Objective: Read through the data and report every line in which the word "Average" occurs.

Stored data:
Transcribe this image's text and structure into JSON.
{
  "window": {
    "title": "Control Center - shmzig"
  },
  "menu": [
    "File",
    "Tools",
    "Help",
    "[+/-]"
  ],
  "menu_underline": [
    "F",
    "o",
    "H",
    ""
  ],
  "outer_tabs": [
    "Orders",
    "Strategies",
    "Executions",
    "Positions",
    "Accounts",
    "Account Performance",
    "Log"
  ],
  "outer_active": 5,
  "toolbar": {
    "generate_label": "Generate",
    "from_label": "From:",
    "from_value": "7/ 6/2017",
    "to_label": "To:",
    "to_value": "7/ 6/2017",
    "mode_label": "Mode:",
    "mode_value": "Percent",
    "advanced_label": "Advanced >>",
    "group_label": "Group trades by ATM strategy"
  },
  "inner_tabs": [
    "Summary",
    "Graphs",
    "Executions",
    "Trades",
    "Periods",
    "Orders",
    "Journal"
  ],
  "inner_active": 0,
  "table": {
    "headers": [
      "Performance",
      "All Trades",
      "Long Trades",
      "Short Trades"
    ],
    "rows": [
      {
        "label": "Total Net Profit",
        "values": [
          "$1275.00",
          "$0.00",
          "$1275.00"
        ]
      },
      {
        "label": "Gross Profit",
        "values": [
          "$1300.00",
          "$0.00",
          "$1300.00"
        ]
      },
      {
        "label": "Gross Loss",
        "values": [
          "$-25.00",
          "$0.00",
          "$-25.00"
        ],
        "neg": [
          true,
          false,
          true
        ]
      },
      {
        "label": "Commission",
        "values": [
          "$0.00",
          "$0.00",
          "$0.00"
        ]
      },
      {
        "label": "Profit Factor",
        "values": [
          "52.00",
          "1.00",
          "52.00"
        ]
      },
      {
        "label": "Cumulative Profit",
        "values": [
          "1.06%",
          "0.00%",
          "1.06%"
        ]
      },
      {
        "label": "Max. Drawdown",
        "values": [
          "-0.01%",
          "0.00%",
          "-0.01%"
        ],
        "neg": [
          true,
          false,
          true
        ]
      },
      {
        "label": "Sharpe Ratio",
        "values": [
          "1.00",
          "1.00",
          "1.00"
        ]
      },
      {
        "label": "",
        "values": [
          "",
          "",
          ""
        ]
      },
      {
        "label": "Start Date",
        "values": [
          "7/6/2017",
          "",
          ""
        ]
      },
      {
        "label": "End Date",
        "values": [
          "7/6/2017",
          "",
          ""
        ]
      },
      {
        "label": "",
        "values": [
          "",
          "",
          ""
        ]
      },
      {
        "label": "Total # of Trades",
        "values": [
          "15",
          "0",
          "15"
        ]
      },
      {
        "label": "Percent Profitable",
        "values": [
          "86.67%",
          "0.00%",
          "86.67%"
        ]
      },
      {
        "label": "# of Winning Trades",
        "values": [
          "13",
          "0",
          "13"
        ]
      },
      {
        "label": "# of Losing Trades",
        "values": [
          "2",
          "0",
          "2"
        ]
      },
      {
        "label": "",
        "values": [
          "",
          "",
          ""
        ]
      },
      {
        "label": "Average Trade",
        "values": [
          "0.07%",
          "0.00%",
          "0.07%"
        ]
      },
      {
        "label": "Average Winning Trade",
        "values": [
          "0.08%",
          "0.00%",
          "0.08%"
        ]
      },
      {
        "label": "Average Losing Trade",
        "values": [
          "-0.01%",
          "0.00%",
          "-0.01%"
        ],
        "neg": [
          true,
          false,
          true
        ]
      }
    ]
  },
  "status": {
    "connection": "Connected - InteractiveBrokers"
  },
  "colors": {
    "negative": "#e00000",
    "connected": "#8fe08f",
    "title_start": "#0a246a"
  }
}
* * *
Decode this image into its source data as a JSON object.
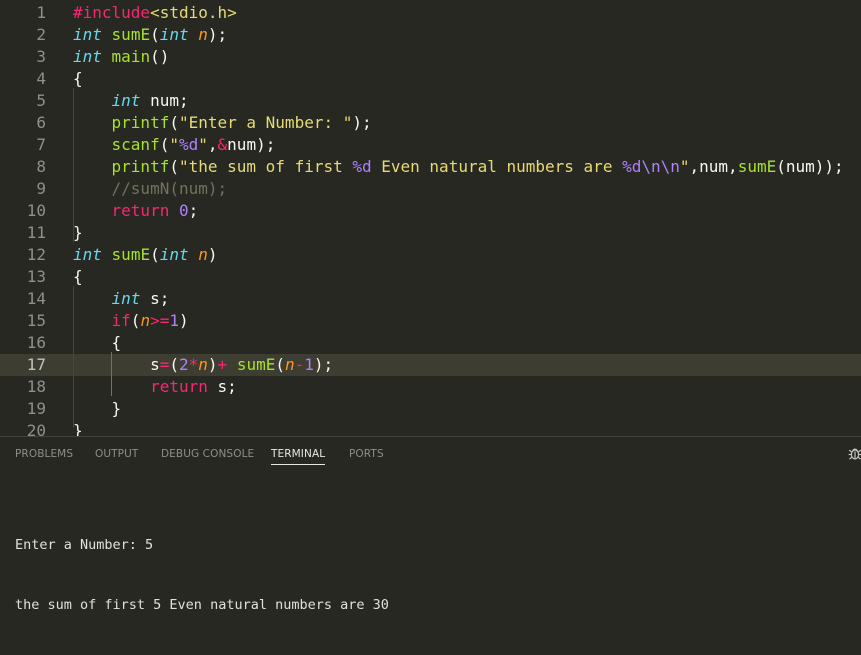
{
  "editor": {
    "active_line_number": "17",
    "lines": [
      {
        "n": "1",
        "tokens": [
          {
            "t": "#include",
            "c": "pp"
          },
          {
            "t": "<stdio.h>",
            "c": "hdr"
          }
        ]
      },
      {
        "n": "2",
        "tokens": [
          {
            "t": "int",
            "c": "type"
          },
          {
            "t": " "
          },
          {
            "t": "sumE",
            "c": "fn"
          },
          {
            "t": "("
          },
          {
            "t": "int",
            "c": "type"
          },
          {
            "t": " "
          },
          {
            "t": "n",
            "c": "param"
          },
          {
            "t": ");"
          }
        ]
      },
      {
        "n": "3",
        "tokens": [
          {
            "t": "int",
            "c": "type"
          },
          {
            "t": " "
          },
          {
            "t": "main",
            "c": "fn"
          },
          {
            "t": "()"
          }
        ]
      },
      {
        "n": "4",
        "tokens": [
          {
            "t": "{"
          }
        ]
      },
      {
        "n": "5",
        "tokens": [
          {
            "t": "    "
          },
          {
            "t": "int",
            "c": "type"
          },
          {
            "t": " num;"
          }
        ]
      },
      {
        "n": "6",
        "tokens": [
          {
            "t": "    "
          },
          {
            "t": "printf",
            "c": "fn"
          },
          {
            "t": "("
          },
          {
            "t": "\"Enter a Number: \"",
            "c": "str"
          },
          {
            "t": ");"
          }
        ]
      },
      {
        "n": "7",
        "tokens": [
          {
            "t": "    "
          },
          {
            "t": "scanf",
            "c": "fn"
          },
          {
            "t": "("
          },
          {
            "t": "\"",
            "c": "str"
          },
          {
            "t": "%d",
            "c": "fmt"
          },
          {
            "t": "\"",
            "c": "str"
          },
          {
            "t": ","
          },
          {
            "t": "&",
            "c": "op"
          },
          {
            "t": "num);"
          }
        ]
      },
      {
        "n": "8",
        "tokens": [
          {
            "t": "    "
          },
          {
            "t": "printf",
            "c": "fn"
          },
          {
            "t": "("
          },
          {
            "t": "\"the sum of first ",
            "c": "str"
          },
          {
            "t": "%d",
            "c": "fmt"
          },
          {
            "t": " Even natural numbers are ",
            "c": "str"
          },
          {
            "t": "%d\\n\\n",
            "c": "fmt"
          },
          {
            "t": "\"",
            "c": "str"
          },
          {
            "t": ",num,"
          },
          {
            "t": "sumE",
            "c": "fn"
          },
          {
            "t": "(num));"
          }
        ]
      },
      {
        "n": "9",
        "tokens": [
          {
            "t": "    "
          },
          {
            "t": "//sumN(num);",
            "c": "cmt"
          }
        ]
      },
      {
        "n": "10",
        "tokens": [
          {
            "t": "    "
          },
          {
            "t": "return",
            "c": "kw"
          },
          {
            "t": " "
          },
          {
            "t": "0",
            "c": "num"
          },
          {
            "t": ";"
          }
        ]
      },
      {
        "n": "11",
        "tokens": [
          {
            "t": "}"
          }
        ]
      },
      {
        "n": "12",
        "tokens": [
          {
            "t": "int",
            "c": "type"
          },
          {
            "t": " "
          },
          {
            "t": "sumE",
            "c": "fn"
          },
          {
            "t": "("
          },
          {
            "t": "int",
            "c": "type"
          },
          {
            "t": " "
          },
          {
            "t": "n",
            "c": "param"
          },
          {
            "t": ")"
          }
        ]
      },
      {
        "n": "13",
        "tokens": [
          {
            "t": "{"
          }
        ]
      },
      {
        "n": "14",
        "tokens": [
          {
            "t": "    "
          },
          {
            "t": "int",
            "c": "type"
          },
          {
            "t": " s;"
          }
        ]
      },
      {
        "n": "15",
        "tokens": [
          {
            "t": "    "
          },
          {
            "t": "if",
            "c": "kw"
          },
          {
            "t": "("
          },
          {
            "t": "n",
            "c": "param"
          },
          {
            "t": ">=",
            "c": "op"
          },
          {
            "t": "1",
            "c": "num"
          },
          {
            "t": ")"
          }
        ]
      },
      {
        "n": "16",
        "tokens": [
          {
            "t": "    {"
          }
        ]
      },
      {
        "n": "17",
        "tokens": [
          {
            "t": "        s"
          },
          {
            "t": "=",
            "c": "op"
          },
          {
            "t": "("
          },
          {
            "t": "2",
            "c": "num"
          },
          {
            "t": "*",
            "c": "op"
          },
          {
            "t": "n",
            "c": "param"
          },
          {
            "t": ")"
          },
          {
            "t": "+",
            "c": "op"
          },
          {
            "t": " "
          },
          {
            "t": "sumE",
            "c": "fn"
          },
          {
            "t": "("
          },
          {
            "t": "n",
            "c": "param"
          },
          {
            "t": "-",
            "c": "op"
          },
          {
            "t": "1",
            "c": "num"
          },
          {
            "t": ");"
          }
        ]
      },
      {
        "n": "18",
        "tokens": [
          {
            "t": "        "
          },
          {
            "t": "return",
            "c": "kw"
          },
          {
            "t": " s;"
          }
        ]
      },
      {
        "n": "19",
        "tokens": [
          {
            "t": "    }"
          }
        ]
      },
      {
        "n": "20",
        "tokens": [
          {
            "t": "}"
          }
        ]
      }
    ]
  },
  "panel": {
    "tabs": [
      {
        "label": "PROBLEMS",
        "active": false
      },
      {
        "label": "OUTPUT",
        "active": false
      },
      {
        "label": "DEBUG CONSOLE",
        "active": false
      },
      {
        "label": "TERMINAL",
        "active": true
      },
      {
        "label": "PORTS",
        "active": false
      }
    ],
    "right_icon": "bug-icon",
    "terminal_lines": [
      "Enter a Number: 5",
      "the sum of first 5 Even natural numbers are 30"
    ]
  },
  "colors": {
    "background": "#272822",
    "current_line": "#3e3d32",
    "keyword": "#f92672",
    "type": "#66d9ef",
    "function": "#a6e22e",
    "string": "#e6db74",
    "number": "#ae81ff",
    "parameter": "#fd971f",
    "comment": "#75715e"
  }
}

Reply:
        "label": "Average Trade",
        "label": "Average Winning Trade",
        "label": "Average Losing Trade",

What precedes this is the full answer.